----- Raw data -----
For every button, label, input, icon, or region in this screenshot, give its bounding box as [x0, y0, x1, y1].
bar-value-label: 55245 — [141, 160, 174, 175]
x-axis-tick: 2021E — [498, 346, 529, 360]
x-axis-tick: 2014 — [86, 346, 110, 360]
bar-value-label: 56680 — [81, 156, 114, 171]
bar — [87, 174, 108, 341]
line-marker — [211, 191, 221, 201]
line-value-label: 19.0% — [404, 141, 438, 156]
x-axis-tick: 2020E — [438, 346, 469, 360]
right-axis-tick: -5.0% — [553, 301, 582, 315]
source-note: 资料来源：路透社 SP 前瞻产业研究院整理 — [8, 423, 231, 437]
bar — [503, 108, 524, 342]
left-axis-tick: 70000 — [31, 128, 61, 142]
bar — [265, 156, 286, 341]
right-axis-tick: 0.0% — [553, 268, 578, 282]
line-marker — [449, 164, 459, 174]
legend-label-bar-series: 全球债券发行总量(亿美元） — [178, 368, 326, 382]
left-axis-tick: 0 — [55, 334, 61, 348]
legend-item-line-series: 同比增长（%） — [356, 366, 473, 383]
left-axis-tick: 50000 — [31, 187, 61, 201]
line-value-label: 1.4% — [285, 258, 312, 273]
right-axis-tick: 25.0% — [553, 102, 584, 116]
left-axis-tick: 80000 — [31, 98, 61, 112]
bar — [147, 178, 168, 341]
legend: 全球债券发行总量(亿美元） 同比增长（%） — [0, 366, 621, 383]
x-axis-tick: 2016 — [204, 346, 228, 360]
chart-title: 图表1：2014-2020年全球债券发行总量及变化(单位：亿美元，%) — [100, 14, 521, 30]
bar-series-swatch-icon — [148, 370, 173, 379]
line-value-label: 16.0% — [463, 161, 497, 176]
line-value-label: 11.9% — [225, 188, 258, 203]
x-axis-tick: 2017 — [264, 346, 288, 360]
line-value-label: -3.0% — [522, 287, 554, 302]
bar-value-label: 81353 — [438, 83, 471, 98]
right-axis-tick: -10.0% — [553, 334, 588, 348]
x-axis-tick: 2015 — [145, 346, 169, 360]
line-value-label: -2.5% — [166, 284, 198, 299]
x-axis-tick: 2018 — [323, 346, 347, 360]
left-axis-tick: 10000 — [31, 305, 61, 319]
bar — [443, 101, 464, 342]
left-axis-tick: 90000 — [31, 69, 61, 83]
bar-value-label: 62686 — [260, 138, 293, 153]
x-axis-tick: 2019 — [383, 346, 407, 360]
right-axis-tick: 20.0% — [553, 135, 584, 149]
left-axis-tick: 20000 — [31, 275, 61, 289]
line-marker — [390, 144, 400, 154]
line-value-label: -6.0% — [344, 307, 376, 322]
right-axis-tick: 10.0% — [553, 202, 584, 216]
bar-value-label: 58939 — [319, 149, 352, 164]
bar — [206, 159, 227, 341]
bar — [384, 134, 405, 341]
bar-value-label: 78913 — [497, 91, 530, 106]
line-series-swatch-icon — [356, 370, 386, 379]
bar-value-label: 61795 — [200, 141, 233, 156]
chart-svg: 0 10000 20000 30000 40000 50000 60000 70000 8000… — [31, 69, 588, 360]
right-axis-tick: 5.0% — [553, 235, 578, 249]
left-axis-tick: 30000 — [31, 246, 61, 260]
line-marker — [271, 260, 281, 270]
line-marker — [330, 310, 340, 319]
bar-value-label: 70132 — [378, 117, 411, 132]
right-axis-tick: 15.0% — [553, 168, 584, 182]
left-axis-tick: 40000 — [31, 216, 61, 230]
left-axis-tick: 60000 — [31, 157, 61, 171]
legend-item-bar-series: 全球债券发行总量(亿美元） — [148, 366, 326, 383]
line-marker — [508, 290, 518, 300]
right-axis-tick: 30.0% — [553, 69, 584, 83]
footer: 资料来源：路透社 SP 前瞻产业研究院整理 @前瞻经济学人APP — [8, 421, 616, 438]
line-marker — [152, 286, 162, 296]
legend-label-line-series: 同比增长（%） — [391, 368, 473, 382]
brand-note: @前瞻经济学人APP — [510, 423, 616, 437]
-----
[Problem statement] Put each line of the records above into a Markdown table with the columns Row, for a running number, and Line, for the line's text. Leave out any blank lines.

[Solution to this task]
| Row | Line |
|---|---|
| 1 | For every button, label, input, icon, or region in this screenshot, give its bounding box as [x0, y0, x1, y1]. |
| 2 | bar-value-label: 55245 — [141, 160, 174, 175] |
| 3 | x-axis-tick: 2021E — [498, 346, 529, 360] |
| 4 | x-axis-tick: 2014 — [86, 346, 110, 360] |
| 5 | bar-value-label: 56680 — [81, 156, 114, 171] |
| 6 | bar — [87, 174, 108, 341] |
| 7 | line-marker — [211, 191, 221, 201] |
| 8 | line-value-label: 19.0% — [404, 141, 438, 156] |
| 9 | x-axis-tick: 2020E — [438, 346, 469, 360] |
| 10 | right-axis-tick: -5.0% — [553, 301, 582, 315] |
| 11 | source-note: 资料来源：路透社 SP 前瞻产业研究院整理 — [8, 423, 231, 437] |
| 12 | bar — [503, 108, 524, 342] |
| 13 | left-axis-tick: 70000 — [31, 128, 61, 142] |
| 14 | bar — [265, 156, 286, 341] |
| 15 | right-axis-tick: 0.0% — [553, 268, 578, 282] |
| 16 | line-marker — [449, 164, 459, 174] |
| 17 | legend-label-bar-series: 全球债券发行总量(亿美元） — [178, 368, 326, 382] |
| 18 | left-axis-tick: 0 — [55, 334, 61, 348] |
| 19 | legend-item-line-series: 同比增长（%） — [356, 366, 473, 383] |
| 20 | left-axis-tick: 50000 — [31, 187, 61, 201] |
| 21 | line-value-label: 1.4% — [285, 258, 312, 273] |
| 22 | right-axis-tick: 25.0% — [553, 102, 584, 116] |
| 23 | left-axis-tick: 80000 — [31, 98, 61, 112] |
| 24 | bar — [147, 178, 168, 341] |
| 25 | legend: 全球债券发行总量(亿美元） 同比增长（%） — [0, 366, 621, 383] |
| 26 | x-axis-tick: 2016 — [204, 346, 228, 360] |
| 27 | chart-title: 图表1：2014-2020年全球债券发行总量及变化(单位：亿美元，%) — [100, 14, 521, 30] |
| 28 | bar-series-swatch-icon — [148, 370, 173, 379] |
| 29 | line-value-label: 16.0% — [463, 161, 497, 176] |
| 30 | line-value-label: 11.9% — [225, 188, 258, 203] |
| 31 | x-axis-tick: 2017 — [264, 346, 288, 360] |
| 32 | line-value-label: -3.0% — [522, 287, 554, 302] |
| 33 | bar-value-label: 81353 — [438, 83, 471, 98] |
| 34 | right-axis-tick: -10.0% — [553, 334, 588, 348] |
| 35 | x-axis-tick: 2015 — [145, 346, 169, 360] |
| 36 | line-value-label: -2.5% — [166, 284, 198, 299] |
| 37 | x-axis-tick: 2018 — [323, 346, 347, 360] |
| 38 | left-axis-tick: 10000 — [31, 305, 61, 319] |
| 39 | bar — [443, 101, 464, 342] |
| 40 | left-axis-tick: 90000 — [31, 69, 61, 83] |
| 41 | bar-value-label: 62686 — [260, 138, 293, 153] |
| 42 | x-axis-tick: 2019 — [383, 346, 407, 360] |
| 43 | right-axis-tick: 20.0% — [553, 135, 584, 149] |
| 44 | left-axis-tick: 20000 — [31, 275, 61, 289] |
| 45 | line-marker — [390, 144, 400, 154] |
| 46 | line-value-label: -6.0% — [344, 307, 376, 322] |
| 47 | right-axis-tick: 10.0% — [553, 202, 584, 216] |
| 48 | bar-value-label: 58939 — [319, 149, 352, 164] |
| 49 | bar — [206, 159, 227, 341] |
| 50 | bar — [384, 134, 405, 341] |
| 51 | bar-value-label: 78913 — [497, 91, 530, 106] |
| 52 | line-series-swatch-icon — [356, 370, 386, 379] |
| 53 | bar-value-label: 61795 — [200, 141, 233, 156] |
| 54 | chart-svg: 0 10000 20000 30000 40000 50000 60000 70000 8000… — [31, 69, 588, 360] |
| 55 | right-axis-tick: 5.0% — [553, 235, 578, 249] |
| 56 | left-axis-tick: 30000 — [31, 246, 61, 260] |
| 57 | line-marker — [271, 260, 281, 270] |
| 58 | line-marker — [330, 310, 340, 319] |
| 59 | bar-value-label: 70132 — [378, 117, 411, 132] |
| 60 | right-axis-tick: 15.0% — [553, 168, 584, 182] |
| 61 | left-axis-tick: 40000 — [31, 216, 61, 230] |
| 62 | left-axis-tick: 60000 — [31, 157, 61, 171] |
| 63 | legend-item-bar-series: 全球债券发行总量(亿美元） — [148, 366, 326, 383] |
| 64 | line-marker — [508, 290, 518, 300] |
| 65 | right-axis-tick: 30.0% — [553, 69, 584, 83] |
| 66 | footer: 资料来源：路透社 SP 前瞻产业研究院整理 @前瞻经济学人APP — [8, 421, 616, 438] |
| 67 | line-marker — [152, 286, 162, 296] |
| 68 | legend-label-line-series: 同比增长（%） — [391, 368, 473, 382] |
| 69 | brand-note: @前瞻经济学人APP — [510, 423, 616, 437] |